--- BEGIN RECORDED DATA ---

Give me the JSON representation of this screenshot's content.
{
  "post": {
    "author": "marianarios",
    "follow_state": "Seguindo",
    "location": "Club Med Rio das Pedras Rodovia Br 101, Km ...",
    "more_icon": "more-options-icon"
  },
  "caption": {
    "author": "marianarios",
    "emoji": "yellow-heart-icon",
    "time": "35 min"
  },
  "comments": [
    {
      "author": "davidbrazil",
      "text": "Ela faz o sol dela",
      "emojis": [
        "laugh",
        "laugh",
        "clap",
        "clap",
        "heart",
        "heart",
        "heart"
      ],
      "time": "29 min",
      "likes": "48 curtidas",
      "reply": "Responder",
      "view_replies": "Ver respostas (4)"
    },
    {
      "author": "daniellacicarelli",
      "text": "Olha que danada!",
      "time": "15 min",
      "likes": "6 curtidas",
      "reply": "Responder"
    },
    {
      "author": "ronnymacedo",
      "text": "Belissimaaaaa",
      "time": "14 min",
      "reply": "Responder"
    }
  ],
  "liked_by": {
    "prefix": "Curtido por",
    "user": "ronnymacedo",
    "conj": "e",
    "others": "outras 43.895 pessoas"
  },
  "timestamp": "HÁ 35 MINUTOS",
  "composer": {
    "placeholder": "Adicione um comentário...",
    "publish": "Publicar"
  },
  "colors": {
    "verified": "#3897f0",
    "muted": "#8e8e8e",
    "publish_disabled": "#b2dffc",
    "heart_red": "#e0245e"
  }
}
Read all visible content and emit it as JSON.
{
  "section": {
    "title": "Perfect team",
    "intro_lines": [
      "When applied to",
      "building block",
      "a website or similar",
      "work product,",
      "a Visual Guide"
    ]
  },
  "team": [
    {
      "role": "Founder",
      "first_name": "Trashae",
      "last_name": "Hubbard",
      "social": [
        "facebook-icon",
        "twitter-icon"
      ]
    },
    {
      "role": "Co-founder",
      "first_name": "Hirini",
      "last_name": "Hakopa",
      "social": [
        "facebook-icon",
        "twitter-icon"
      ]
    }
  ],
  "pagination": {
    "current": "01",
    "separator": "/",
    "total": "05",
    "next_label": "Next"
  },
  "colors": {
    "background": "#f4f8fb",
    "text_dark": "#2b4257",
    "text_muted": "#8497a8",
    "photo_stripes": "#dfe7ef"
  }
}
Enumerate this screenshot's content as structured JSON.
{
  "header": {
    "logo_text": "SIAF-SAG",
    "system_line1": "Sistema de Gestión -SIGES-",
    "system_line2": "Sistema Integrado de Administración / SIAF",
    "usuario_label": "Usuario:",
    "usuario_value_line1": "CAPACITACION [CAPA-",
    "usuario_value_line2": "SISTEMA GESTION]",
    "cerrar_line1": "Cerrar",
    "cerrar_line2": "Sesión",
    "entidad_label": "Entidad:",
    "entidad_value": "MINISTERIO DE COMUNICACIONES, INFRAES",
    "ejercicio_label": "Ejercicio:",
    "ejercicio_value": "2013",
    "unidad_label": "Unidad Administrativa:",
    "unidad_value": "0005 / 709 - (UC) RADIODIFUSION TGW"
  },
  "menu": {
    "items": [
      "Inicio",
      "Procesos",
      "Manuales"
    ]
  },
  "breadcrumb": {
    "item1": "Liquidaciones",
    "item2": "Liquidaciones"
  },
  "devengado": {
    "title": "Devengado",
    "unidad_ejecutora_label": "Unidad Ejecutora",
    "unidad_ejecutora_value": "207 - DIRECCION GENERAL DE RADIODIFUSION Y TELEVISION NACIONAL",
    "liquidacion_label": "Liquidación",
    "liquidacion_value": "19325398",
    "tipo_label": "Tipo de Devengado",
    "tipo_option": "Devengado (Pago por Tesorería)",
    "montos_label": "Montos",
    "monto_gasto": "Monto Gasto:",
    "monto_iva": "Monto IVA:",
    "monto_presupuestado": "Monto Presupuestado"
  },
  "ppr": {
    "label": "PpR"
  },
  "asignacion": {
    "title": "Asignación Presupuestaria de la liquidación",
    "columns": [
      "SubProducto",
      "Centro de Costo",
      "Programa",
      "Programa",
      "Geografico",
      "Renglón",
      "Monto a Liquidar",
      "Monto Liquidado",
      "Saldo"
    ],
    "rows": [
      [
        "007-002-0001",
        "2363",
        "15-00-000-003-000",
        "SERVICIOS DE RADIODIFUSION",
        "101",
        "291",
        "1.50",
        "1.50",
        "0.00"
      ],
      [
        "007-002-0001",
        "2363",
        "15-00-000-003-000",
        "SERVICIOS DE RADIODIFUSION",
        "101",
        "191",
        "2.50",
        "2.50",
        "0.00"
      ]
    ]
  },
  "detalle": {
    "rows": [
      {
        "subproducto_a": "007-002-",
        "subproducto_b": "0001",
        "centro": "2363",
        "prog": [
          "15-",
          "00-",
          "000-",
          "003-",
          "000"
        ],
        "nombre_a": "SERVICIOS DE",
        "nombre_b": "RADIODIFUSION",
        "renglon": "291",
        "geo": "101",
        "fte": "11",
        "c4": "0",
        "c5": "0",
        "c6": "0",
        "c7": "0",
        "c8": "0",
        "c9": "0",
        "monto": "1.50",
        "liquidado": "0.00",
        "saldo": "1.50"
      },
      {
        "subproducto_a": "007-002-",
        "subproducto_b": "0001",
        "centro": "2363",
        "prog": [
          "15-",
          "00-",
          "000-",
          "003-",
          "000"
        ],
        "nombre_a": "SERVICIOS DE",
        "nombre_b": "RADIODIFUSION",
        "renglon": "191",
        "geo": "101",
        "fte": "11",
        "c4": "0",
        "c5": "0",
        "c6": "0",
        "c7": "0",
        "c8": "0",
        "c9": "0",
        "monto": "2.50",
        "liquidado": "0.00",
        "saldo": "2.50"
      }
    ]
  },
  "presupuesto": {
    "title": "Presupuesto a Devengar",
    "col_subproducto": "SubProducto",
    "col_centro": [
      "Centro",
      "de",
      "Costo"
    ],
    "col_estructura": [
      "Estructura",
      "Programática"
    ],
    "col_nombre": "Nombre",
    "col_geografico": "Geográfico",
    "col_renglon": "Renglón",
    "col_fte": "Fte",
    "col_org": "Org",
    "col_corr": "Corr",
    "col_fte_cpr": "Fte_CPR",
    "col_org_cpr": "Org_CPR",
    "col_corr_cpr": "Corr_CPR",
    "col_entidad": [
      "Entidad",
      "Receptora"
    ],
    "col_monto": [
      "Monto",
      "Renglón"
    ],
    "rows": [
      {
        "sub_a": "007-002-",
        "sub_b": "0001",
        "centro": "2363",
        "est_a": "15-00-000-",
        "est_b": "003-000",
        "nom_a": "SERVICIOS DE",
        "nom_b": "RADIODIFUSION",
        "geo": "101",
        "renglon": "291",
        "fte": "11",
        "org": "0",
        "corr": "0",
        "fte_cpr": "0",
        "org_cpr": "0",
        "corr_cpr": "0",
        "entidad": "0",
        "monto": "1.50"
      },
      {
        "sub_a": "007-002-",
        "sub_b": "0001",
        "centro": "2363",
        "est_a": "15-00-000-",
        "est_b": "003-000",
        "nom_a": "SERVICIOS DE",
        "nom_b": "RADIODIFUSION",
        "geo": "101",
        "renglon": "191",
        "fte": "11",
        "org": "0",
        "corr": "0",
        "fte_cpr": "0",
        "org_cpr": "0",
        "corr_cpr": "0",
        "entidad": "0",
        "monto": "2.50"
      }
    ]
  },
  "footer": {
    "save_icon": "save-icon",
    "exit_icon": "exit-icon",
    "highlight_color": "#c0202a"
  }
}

--- END RECORDED DATA ---

- AIM OF THE EXERCISE
Collect every line with the string "content" from the records, and copy each.

- FINAL ANSWER
Give me the JSON representation of this screenshot's content.
Read all visible content and emit it as JSON.
Enumerate this screenshot's content as structured JSON.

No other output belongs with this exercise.